Write the records below out in full, character for character, with no pictures.

**** Excerpted records

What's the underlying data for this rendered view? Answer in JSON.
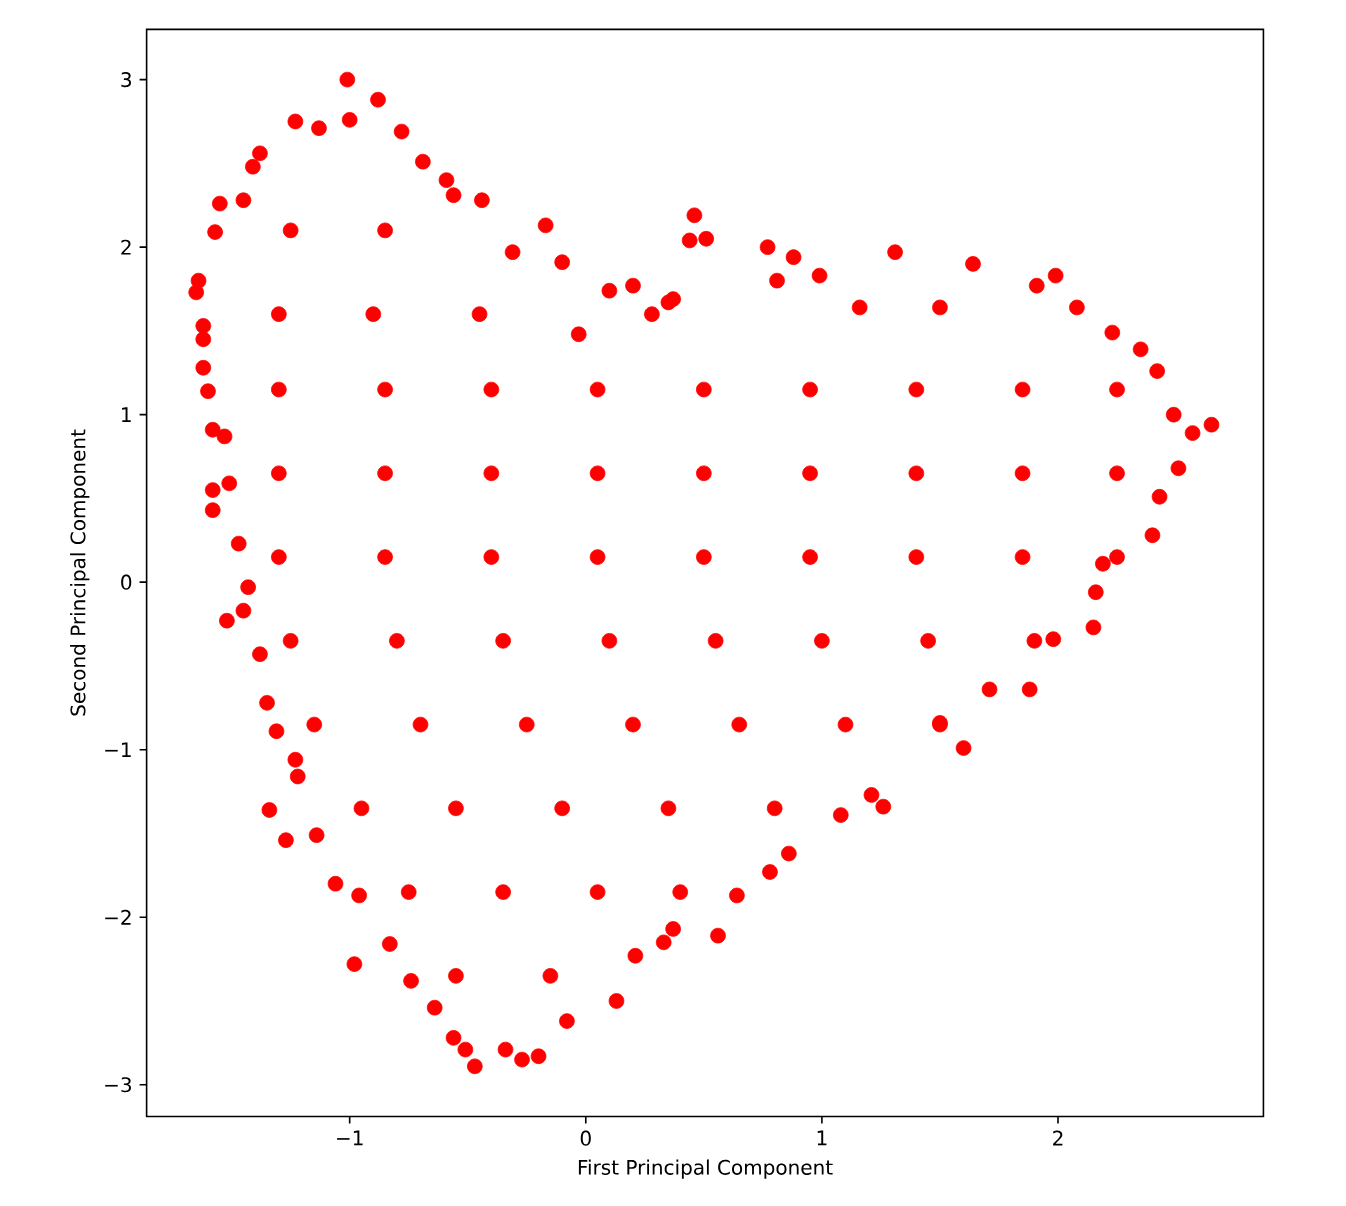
{
  "chart_data": {
    "type": "scatter",
    "xlabel": "First Principal Component",
    "ylabel": "Second Principal Component",
    "color": "#ff0000",
    "xlim": [
      -1.86,
      2.87
    ],
    "ylim": [
      -3.19,
      3.3
    ],
    "xticks": [
      {
        "value": -1,
        "label": "−1"
      },
      0,
      1,
      2
    ],
    "yticks": [
      {
        "value": -3,
        "label": "−3"
      },
      {
        "value": -2,
        "label": "−2"
      },
      {
        "value": -1,
        "label": "−1"
      },
      0,
      1,
      2,
      3
    ],
    "x": [
      -1.01,
      -0.88,
      -1.23,
      -1.0,
      -1.13,
      -0.78,
      -0.69,
      -1.38,
      -1.41,
      -1.45,
      -1.55,
      -1.57,
      -1.65,
      -1.64,
      -1.62,
      -1.62,
      -1.62,
      -1.6,
      -1.58,
      -1.53,
      -1.58,
      -1.58,
      -1.51,
      -1.47,
      -1.43,
      -0.59,
      -0.56,
      -0.44,
      -0.17,
      -0.31,
      -0.1,
      0.1,
      0.2,
      0.46,
      0.44,
      0.51,
      0.35,
      -0.03,
      0.28,
      0.77,
      0.88,
      1.31,
      1.64,
      1.99,
      1.91,
      0.99,
      0.81,
      2.08,
      2.23,
      2.35,
      2.42,
      2.49,
      2.65,
      2.57,
      2.51,
      2.43,
      2.4,
      0.37,
      1.16,
      1.5,
      2.19,
      2.16,
      2.15,
      1.98,
      1.88,
      1.6,
      1.71,
      1.5,
      1.26,
      1.21,
      1.08,
      0.86,
      0.78,
      0.64,
      0.56,
      0.37,
      0.33,
      0.13,
      0.21,
      -0.08,
      -0.2,
      -0.27,
      -0.34,
      -0.47,
      -0.51,
      -0.56,
      -0.64,
      -0.74,
      -0.83,
      -0.98,
      -1.06,
      -0.96,
      -1.14,
      -1.27,
      -1.34,
      -1.22,
      -1.23,
      -1.31,
      -1.35,
      -1.38,
      -1.52,
      -1.45,
      -1.25,
      -0.85,
      -1.3,
      -0.9,
      -0.45,
      -1.3,
      -0.85,
      -0.4,
      0.05,
      0.5,
      0.95,
      1.4,
      1.85,
      2.25,
      -1.3,
      -0.85,
      -0.4,
      0.05,
      0.5,
      0.95,
      1.4,
      1.85,
      2.25,
      -1.3,
      -0.85,
      -0.4,
      0.05,
      0.5,
      0.95,
      1.4,
      1.85,
      2.25,
      -1.25,
      -0.8,
      -0.35,
      0.1,
      0.55,
      1.0,
      1.45,
      1.9,
      -1.15,
      -0.7,
      -0.25,
      0.2,
      0.65,
      1.1,
      1.5,
      -0.95,
      -0.55,
      -0.1,
      0.35,
      0.8,
      -0.75,
      -0.35,
      0.05,
      0.4,
      -0.55,
      -0.15
    ],
    "values": [
      3.0,
      2.88,
      2.75,
      2.76,
      2.71,
      2.69,
      2.51,
      2.56,
      2.48,
      2.28,
      2.26,
      2.09,
      1.73,
      1.8,
      1.53,
      1.45,
      1.28,
      1.14,
      0.91,
      0.87,
      0.55,
      0.43,
      0.59,
      0.23,
      -0.03,
      2.4,
      2.31,
      2.28,
      2.13,
      1.97,
      1.91,
      1.74,
      1.77,
      2.19,
      2.04,
      2.05,
      1.67,
      1.48,
      1.6,
      2.0,
      1.94,
      1.97,
      1.9,
      1.83,
      1.77,
      1.83,
      1.8,
      1.64,
      1.49,
      1.39,
      1.26,
      1.0,
      0.94,
      0.89,
      0.68,
      0.51,
      0.28,
      1.69,
      1.64,
      1.64,
      0.11,
      -0.06,
      -0.27,
      -0.34,
      -0.64,
      -0.99,
      -0.64,
      -0.84,
      -1.34,
      -1.27,
      -1.39,
      -1.62,
      -1.73,
      -1.87,
      -2.11,
      -2.07,
      -2.15,
      -2.5,
      -2.23,
      -2.62,
      -2.83,
      -2.85,
      -2.79,
      -2.89,
      -2.79,
      -2.72,
      -2.54,
      -2.38,
      -2.16,
      -2.28,
      -1.8,
      -1.87,
      -1.51,
      -1.54,
      -1.36,
      -1.16,
      -1.06,
      -0.89,
      -0.72,
      -0.43,
      -0.23,
      -0.17,
      2.1,
      2.1,
      1.6,
      1.6,
      1.6,
      1.15,
      1.15,
      1.15,
      1.15,
      1.15,
      1.15,
      1.15,
      1.15,
      1.15,
      0.65,
      0.65,
      0.65,
      0.65,
      0.65,
      0.65,
      0.65,
      0.65,
      0.65,
      0.15,
      0.15,
      0.15,
      0.15,
      0.15,
      0.15,
      0.15,
      0.15,
      0.15,
      -0.35,
      -0.35,
      -0.35,
      -0.35,
      -0.35,
      -0.35,
      -0.35,
      -0.35,
      -0.85,
      -0.85,
      -0.85,
      -0.85,
      -0.85,
      -0.85,
      -0.85,
      -1.35,
      -1.35,
      -1.35,
      -1.35,
      -1.35,
      -1.85,
      -1.85,
      -1.85,
      -1.85,
      -2.35,
      -2.35
    ]
  }
}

********

▸ **The completed task**
What's the underlying data for this rendered view? Answer in JSON.
{
  "chart_data": {
    "type": "scatter",
    "xlabel": "First Principal Component",
    "ylabel": "Second Principal Component",
    "color": "#ff0000",
    "xlim": [
      -1.86,
      2.87
    ],
    "ylim": [
      -3.19,
      3.3
    ],
    "xticks": [
      {
        "value": -1,
        "label": "−1"
      },
      0,
      1,
      2
    ],
    "yticks": [
      {
        "value": -3,
        "label": "−3"
      },
      {
        "value": -2,
        "label": "−2"
      },
      {
        "value": -1,
        "label": "−1"
      },
      0,
      1,
      2,
      3
    ],
    "x": [
      -1.01,
      -0.88,
      -1.23,
      -1.0,
      -1.13,
      -0.78,
      -0.69,
      -1.38,
      -1.41,
      -1.45,
      -1.55,
      -1.57,
      -1.65,
      -1.64,
      -1.62,
      -1.62,
      -1.62,
      -1.6,
      -1.58,
      -1.53,
      -1.58,
      -1.58,
      -1.51,
      -1.47,
      -1.43,
      -0.59,
      -0.56,
      -0.44,
      -0.17,
      -0.31,
      -0.1,
      0.1,
      0.2,
      0.46,
      0.44,
      0.51,
      0.35,
      -0.03,
      0.28,
      0.77,
      0.88,
      1.31,
      1.64,
      1.99,
      1.91,
      0.99,
      0.81,
      2.08,
      2.23,
      2.35,
      2.42,
      2.49,
      2.65,
      2.57,
      2.51,
      2.43,
      2.4,
      0.37,
      1.16,
      1.5,
      2.19,
      2.16,
      2.15,
      1.98,
      1.88,
      1.6,
      1.71,
      1.5,
      1.26,
      1.21,
      1.08,
      0.86,
      0.78,
      0.64,
      0.56,
      0.37,
      0.33,
      0.13,
      0.21,
      -0.08,
      -0.2,
      -0.27,
      -0.34,
      -0.47,
      -0.51,
      -0.56,
      -0.64,
      -0.74,
      -0.83,
      -0.98,
      -1.06,
      -0.96,
      -1.14,
      -1.27,
      -1.34,
      -1.22,
      -1.23,
      -1.31,
      -1.35,
      -1.38,
      -1.52,
      -1.45,
      -1.25,
      -0.85,
      -1.3,
      -0.9,
      -0.45,
      -1.3,
      -0.85,
      -0.4,
      0.05,
      0.5,
      0.95,
      1.4,
      1.85,
      2.25,
      -1.3,
      -0.85,
      -0.4,
      0.05,
      0.5,
      0.95,
      1.4,
      1.85,
      2.25,
      -1.3,
      -0.85,
      -0.4,
      0.05,
      0.5,
      0.95,
      1.4,
      1.85,
      2.25,
      -1.25,
      -0.8,
      -0.35,
      0.1,
      0.55,
      1.0,
      1.45,
      1.9,
      -1.15,
      -0.7,
      -0.25,
      0.2,
      0.65,
      1.1,
      1.5,
      -0.95,
      -0.55,
      -0.1,
      0.35,
      0.8,
      -0.75,
      -0.35,
      0.05,
      0.4,
      -0.55,
      -0.15
    ],
    "values": [
      3.0,
      2.88,
      2.75,
      2.76,
      2.71,
      2.69,
      2.51,
      2.56,
      2.48,
      2.28,
      2.26,
      2.09,
      1.73,
      1.8,
      1.53,
      1.45,
      1.28,
      1.14,
      0.91,
      0.87,
      0.55,
      0.43,
      0.59,
      0.23,
      -0.03,
      2.4,
      2.31,
      2.28,
      2.13,
      1.97,
      1.91,
      1.74,
      1.77,
      2.19,
      2.04,
      2.05,
      1.67,
      1.48,
      1.6,
      2.0,
      1.94,
      1.97,
      1.9,
      1.83,
      1.77,
      1.83,
      1.8,
      1.64,
      1.49,
      1.39,
      1.26,
      1.0,
      0.94,
      0.89,
      0.68,
      0.51,
      0.28,
      1.69,
      1.64,
      1.64,
      0.11,
      -0.06,
      -0.27,
      -0.34,
      -0.64,
      -0.99,
      -0.64,
      -0.84,
      -1.34,
      -1.27,
      -1.39,
      -1.62,
      -1.73,
      -1.87,
      -2.11,
      -2.07,
      -2.15,
      -2.5,
      -2.23,
      -2.62,
      -2.83,
      -2.85,
      -2.79,
      -2.89,
      -2.79,
      -2.72,
      -2.54,
      -2.38,
      -2.16,
      -2.28,
      -1.8,
      -1.87,
      -1.51,
      -1.54,
      -1.36,
      -1.16,
      -1.06,
      -0.89,
      -0.72,
      -0.43,
      -0.23,
      -0.17,
      2.1,
      2.1,
      1.6,
      1.6,
      1.6,
      1.15,
      1.15,
      1.15,
      1.15,
      1.15,
      1.15,
      1.15,
      1.15,
      1.15,
      0.65,
      0.65,
      0.65,
      0.65,
      0.65,
      0.65,
      0.65,
      0.65,
      0.65,
      0.15,
      0.15,
      0.15,
      0.15,
      0.15,
      0.15,
      0.15,
      0.15,
      0.15,
      -0.35,
      -0.35,
      -0.35,
      -0.35,
      -0.35,
      -0.35,
      -0.35,
      -0.35,
      -0.85,
      -0.85,
      -0.85,
      -0.85,
      -0.85,
      -0.85,
      -0.85,
      -1.35,
      -1.35,
      -1.35,
      -1.35,
      -1.35,
      -1.85,
      -1.85,
      -1.85,
      -1.85,
      -2.35,
      -2.35
    ]
  }
}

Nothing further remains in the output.